• [EXERCISE TASK]
From the entries below, copy out every line with "plain" in it.

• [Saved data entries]

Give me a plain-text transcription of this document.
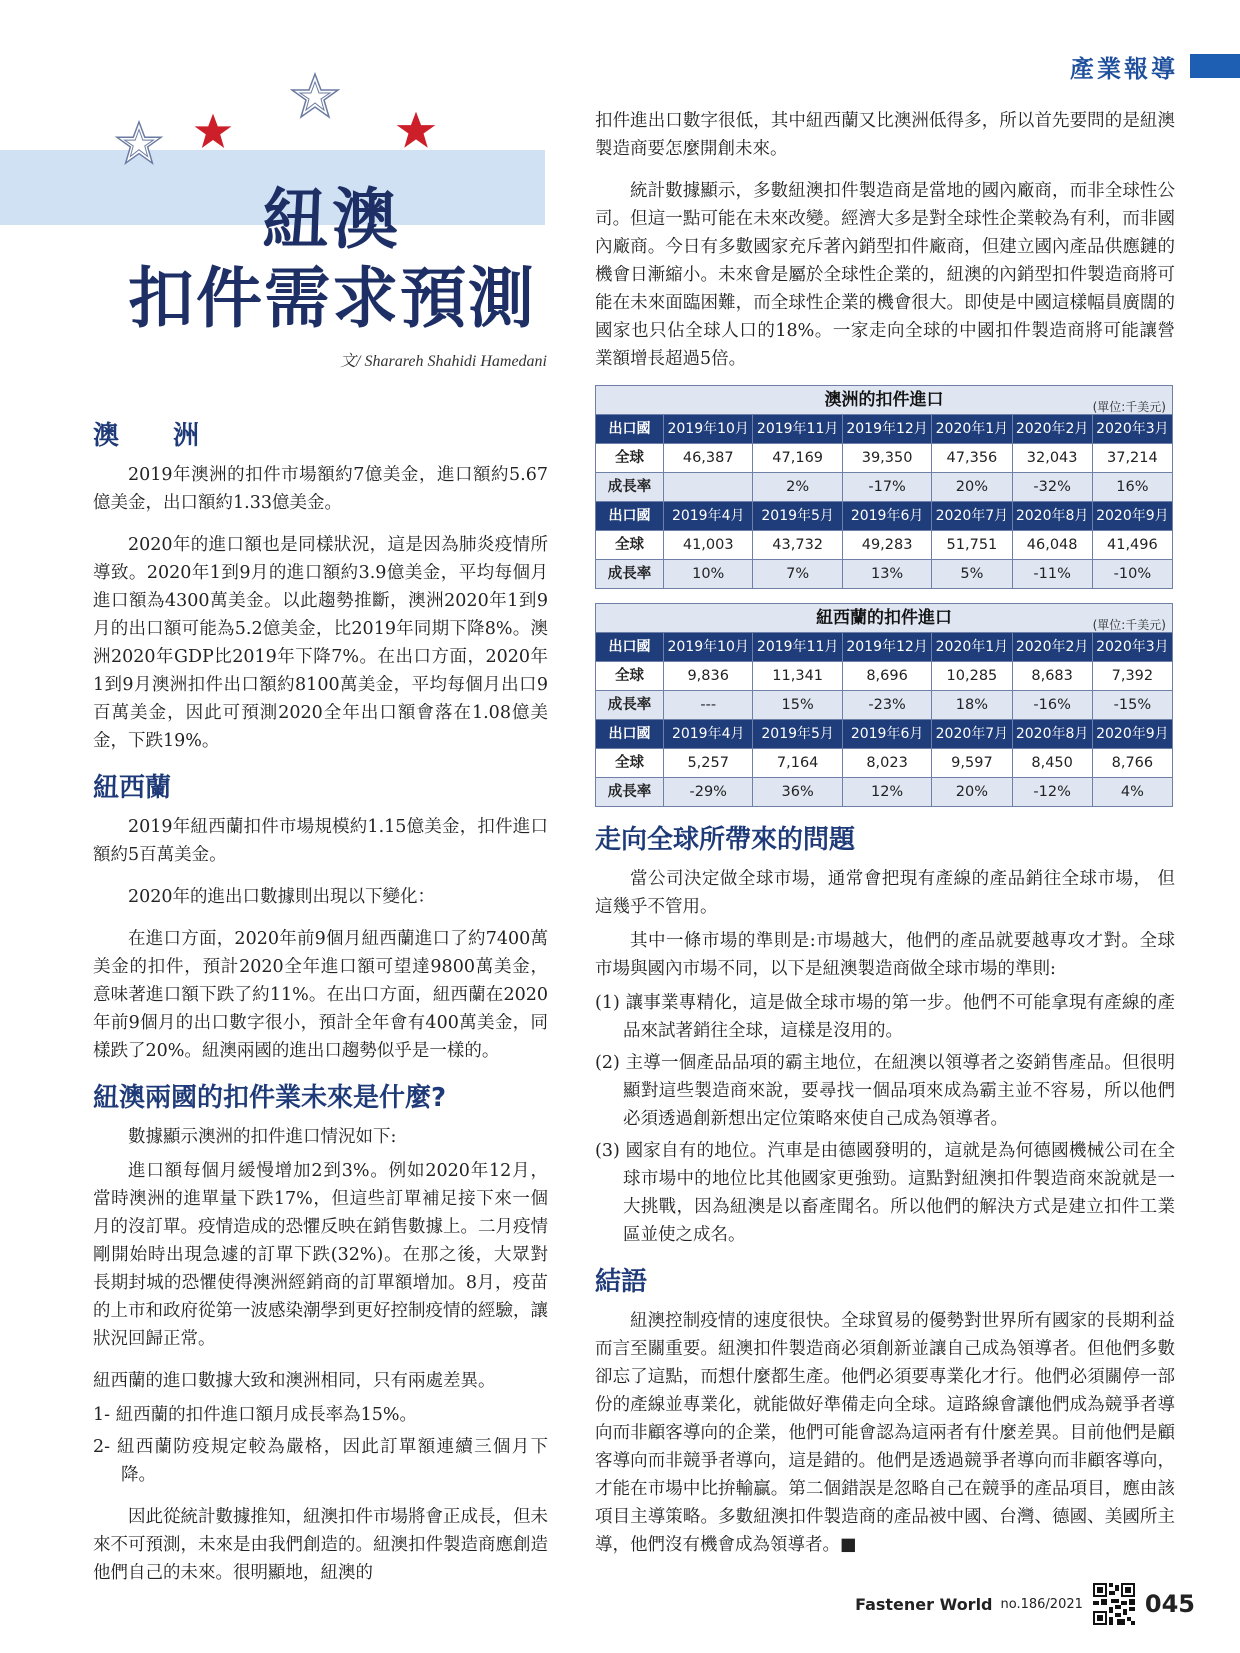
產業報導
紐澳
扣件需求預測
文/ Sharareh Shahidi Hamedani
澳　洲

2019年澳洲的扣件市場額約7億美金，進口額約5.67億美金，出口額約1.33億美金。

2020年的進口額也是同樣狀況，這是因為肺炎疫情所導致。2020年1到9月的進口額約3.9億美金，平均每個月進口額為4300萬美金。以此趨勢推斷，澳洲2020年1到9月的出口額可能為5.2億美金，比2019年同期下降8%。澳洲2020年GDP比2019年下降7%。在出口方面，2020年1到9月澳洲扣件出口額約8100萬美金，平均每個月出口9百萬美金，因此可預測2020全年出口額會落在1.08億美金，下跌19%。

紐西蘭

2019年紐西蘭扣件市場規模約1.15億美金，扣件進口額約5百萬美金。

2020年的進出口數據則出現以下變化：

在進口方面，2020年前9個月紐西蘭進口了約7400萬美金的扣件，預計2020全年進口額可望達9800萬美金，意味著進口額下跌了約11%。在出口方面，紐西蘭在2020年前9個月的出口數字很小，預計全年會有400萬美金，同樣跌了20%。紐澳兩國的進出口趨勢似乎是一樣的。

紐澳兩國的扣件業未來是什麼?

數據顯示澳洲的扣件進口情況如下:

進口額每個月緩慢增加2到3%。例如2020年12月，當時澳洲的進單量下跌17%，但這些訂單補足接下來一個月的沒訂單。疫情造成的恐懼反映在銷售數據上。二月疫情剛開始時出現急遽的訂單下跌(32%)。在那之後，大眾對長期封城的恐懼使得澳洲經銷商的訂單額增加。8月，疫苗的上市和政府從第一波感染潮學到更好控制疫情的經驗，讓狀況回歸正常。

紐西蘭的進口數據大致和澳洲相同，只有兩處差異。

1- 紐西蘭的扣件進口額月成長率為15%。
2- 紐西蘭防疫規定較為嚴格，因此訂單額連續三個月下降。

因此從統計數據推知，紐澳扣件市場將會正成長，但未來不可預測，未來是由我們創造的。紐澳扣件製造商應創造他們自己的未來。很明顯地，紐澳的

扣件進出口數字很低，其中紐西蘭又比澳洲低得多，所以首先要問的是紐澳製造商要怎麼開創未來。

統計數據顯示，多數紐澳扣件製造商是當地的國內廠商，而非全球性公司。但這一點可能在未來改變。經濟大多是對全球性企業較為有利，而非國內廠商。今日有多數國家充斥著內銷型扣件廠商，但建立國內產品供應鏈的機會日漸縮小。未來會是屬於全球性企業的，紐澳的內銷型扣件製造商將可能在未來面臨困難，而全球性企業的機會很大。即使是中國這樣幅員廣闊的國家也只佔全球人口的18%。一家走向全球的中國扣件製造商將可能讓營業額增長超過5倍。

澳洲的扣件進口 (單位:千美元)						

出口國	2019年10月	2019年11月	2019年12月	2020年1月	2020年2月	2020年3月
全球	46,387	47,169	39,350	47,356	32,043	37,214
成長率		2%	-17%	20%	-32%	16%
出口國	2019年4月	2019年5月	2019年6月	2020年7月	2020年8月	2020年9月
全球	41,003	43,732	49,283	51,751	46,048	41,496
成長率	10%	7%	13%	5%	-11%	-10%
紐西蘭的扣件進口 (單位:千美元)						

出口國	2019年10月	2019年11月	2019年12月	2020年1月	2020年2月	2020年3月
全球	9,836	11,341	8,696	10,285	8,683	7,392
成長率	---	15%	-23%	18%	-16%	-15%
出口國	2019年4月	2019年5月	2019年6月	2020年7月	2020年8月	2020年9月
全球	5,257	7,164	8,023	9,597	8,450	8,766
成長率	-29%	36%	12%	20%	-12%	4%
走向全球所帶來的問題

當公司決定做全球市場，通常會把現有產線的產品銷往全球市場， 但這幾乎不管用。

其中一條市場的準則是:市場越大，他們的產品就要越專攻才對。全球市場與國內市場不同，以下是紐澳製造商做全球市場的準則:

(1) 讓事業專精化，這是做全球市場的第一步。他們不可能拿現有產線的產品來試著銷往全球，這樣是沒用的。
(2) 主導一個產品品項的霸主地位，在紐澳以領導者之姿銷售產品。但很明顯對這些製造商來說，要尋找一個品項來成為霸主並不容易，所以他們必須透過創新想出定位策略來使自己成為領導者。
(3) 國家自有的地位。汽車是由德國發明的，這就是為何德國機械公司在全球市場中的地位比其他國家更強勁。這點對紐澳扣件製造商來說就是一大挑戰，因為紐澳是以畜產聞名。所以他們的解決方式是建立扣件工業區並使之成名。
結語

紐澳控制疫情的速度很快。全球貿易的優勢對世界所有國家的長期利益而言至關重要。紐澳扣件製造商必須創新並讓自己成為領導者。但他們多數卻忘了這點，而想什麼都生產。他們必須要專業化才行。他們必須關停一部份的產線並專業化，就能做好準備走向全球。這路線會讓他們成為競爭者導向而非顧客導向的企業，他們可能會認為這兩者有什麼差異。目前他們是顧客導向而非競爭者導向，這是錯的。他們是透過競爭者導向而非顧客導向，才能在市場中比拚輸贏。第二個錯誤是忽略自己在競爭的產品項目，應由該項目主導策略。多數紐澳扣件製造商的產品被中國、台灣、德國、美國所主導，他們沒有機會成為領導者。■

Fastener World no.186/2021	045
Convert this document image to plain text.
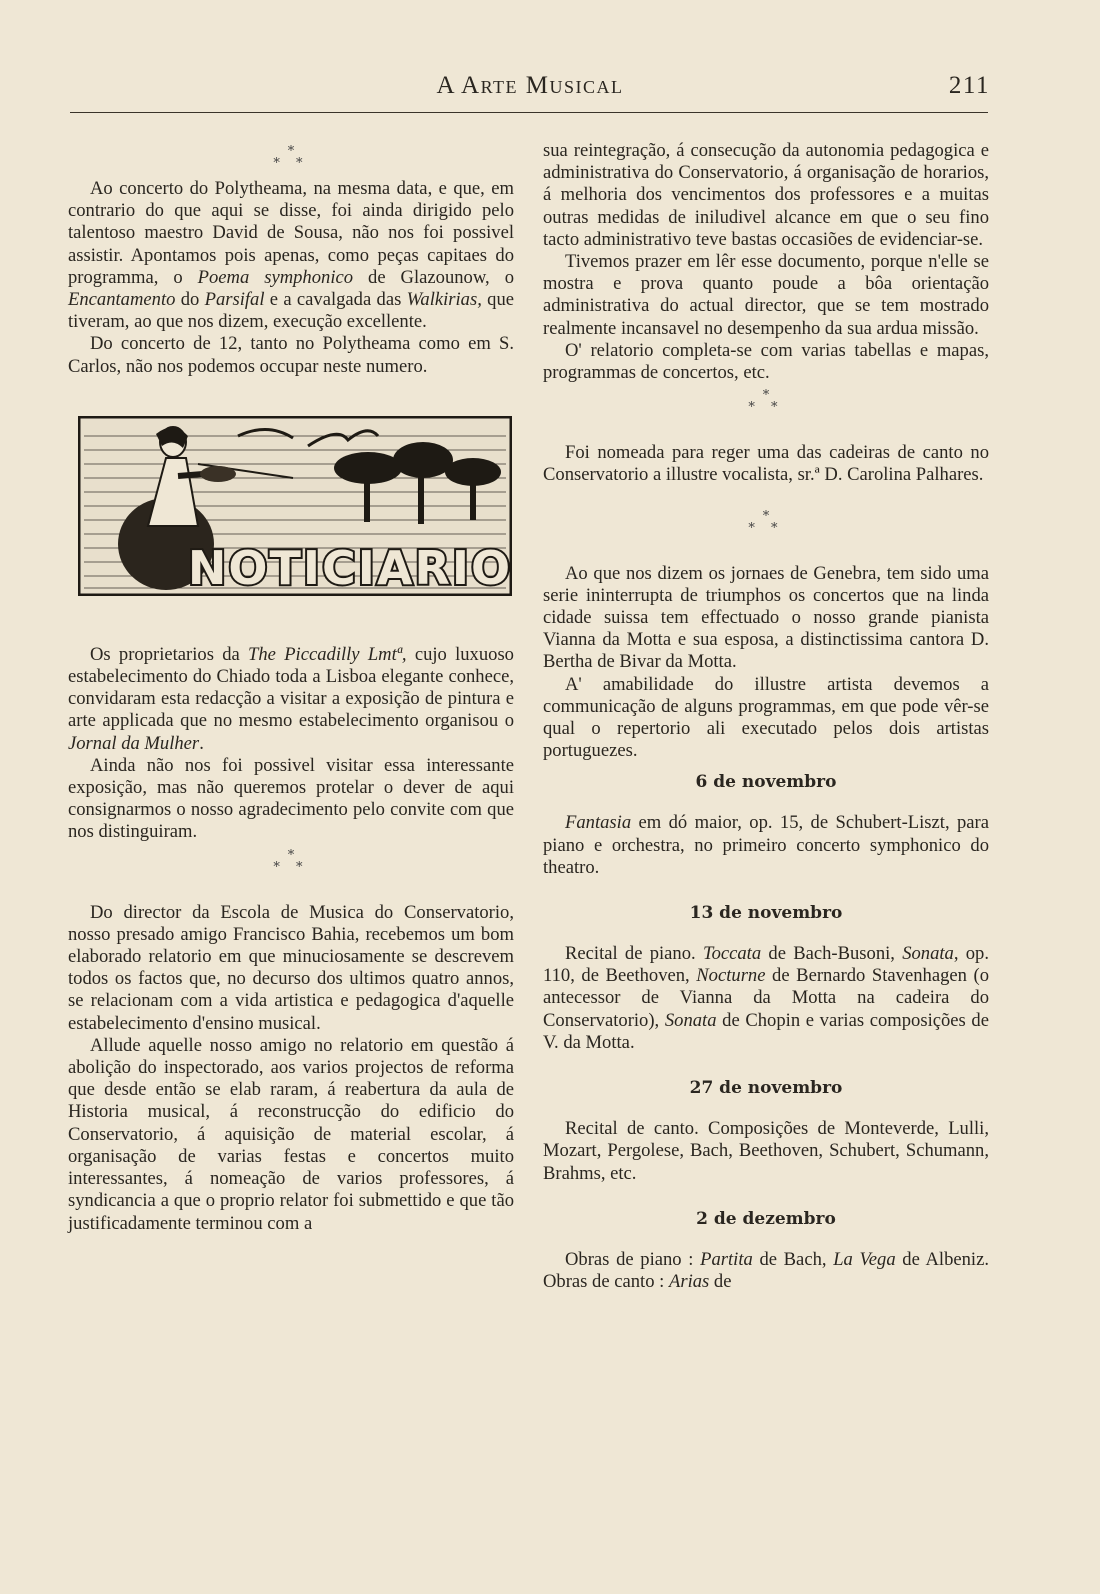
A Arte Musical	211
*
* *

Ao concerto do Polytheama, na mesma data, e que, em contrario do que aqui se disse, foi ainda dirigido pelo talentoso maestro David de Sousa, não nos foi possivel assistir. Apontamos pois apenas, como peças capitaes do programma, o Poema symphonico de Glazounow, o Encantamento do Parsifal e a cavalgada das Walkirias, que tiveram, ao que nos dizem, execução excellente.

Do concerto de 12, tanto no Polytheama como em S. Carlos, não nos podemos occupar neste numero.

NOTICIARIO

Os proprietarios da The Piccadilly Lmtª, cujo luxuoso estabelecimento do Chiado toda a Lisboa elegante conhece, convidaram esta redacção a visitar a exposição de pintura e arte applicada que no mesmo estabelecimento organisou o Jornal da Mulher.

Ainda não nos foi possivel visitar essa interessante exposição, mas não queremos protelar o dever de aqui consignarmos o nosso agradecimento pelo convite com que nos distinguiram.

*
* *

Do director da Escola de Musica do Conservatorio, nosso presado amigo Francisco Bahia, recebemos um bom elaborado relatorio em que minuciosamente se descrevem todos os factos que, no decurso dos ultimos quatro annos, se relacionam com a vida artistica e pedagogica d'aquelle estabelecimento d'ensino musical.

Allude aquelle nosso amigo no relatorio em questão á abolição do inspectorado, aos varios projectos de reforma que desde então se elab raram, á reabertura da aula de Historia musical, á reconstrucção do edificio do Conservatorio, á aquisição de material escolar, á organisação de varias festas e concertos muito interessantes, á nomeação de varios professores, á syndicancia a que o proprio relator foi submettido e que tão justificadamente terminou com a

sua reintegração, á consecução da autonomia pedagogica e administrativa do Conservatorio, á organisação de horarios, á melhoria dos vencimentos dos professores e a muitas outras medidas de iniludivel alcance em que o seu fino tacto administrativo teve bastas occasiões de evidenciar-se.

Tivemos prazer em lêr esse documento, porque n'elle se mostra e prova quanto poude a bôa orientação administrativa do actual director, que se tem mostrado realmente incansavel no desempenho da sua ardua missão.

O' relatorio completa-se com varias tabellas e mapas, programmas de concertos, etc.

*
* *

Foi nomeada para reger uma das cadeiras de canto no Conservatorio a illustre vocalista, sr.ª D. Carolina Palhares.

*
* *

Ao que nos dizem os jornaes de Genebra, tem sido uma serie ininterrupta de triumphos os concertos que na linda cidade suissa tem effectuado o nosso grande pianista Vianna da Motta e sua esposa, a distinctissima cantora D. Bertha de Bivar da Motta.

A' amabilidade do illustre artista devemos a communicação de alguns programmas, em que pode vêr-se qual o repertorio ali executado pelos dois artistas portuguezes.

6 de novembro

Fantasia em dó maior, op. 15, de Schubert-Liszt, para piano e orchestra, no primeiro concerto symphonico do theatro.

13 de novembro

Recital de piano. Toccata de Bach-Busoni, Sonata, op. 110, de Beethoven, Nocturne de Bernardo Stavenhagen (o antecessor de Vianna da Motta na cadeira do Conservatorio), Sonata de Chopin e varias composições de V. da Motta.

27 de novembro

Recital de canto. Composições de Monteverde, Lulli, Mozart, Pergolese, Bach, Beethoven, Schubert, Schumann, Brahms, etc.

2 de dezembro

Obras de piano : Partita de Bach, La Vega de Albeniz. Obras de canto : Arias de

• [RESULT]
Give me a plain-text transcription of this document.
Convert this document image to plain text.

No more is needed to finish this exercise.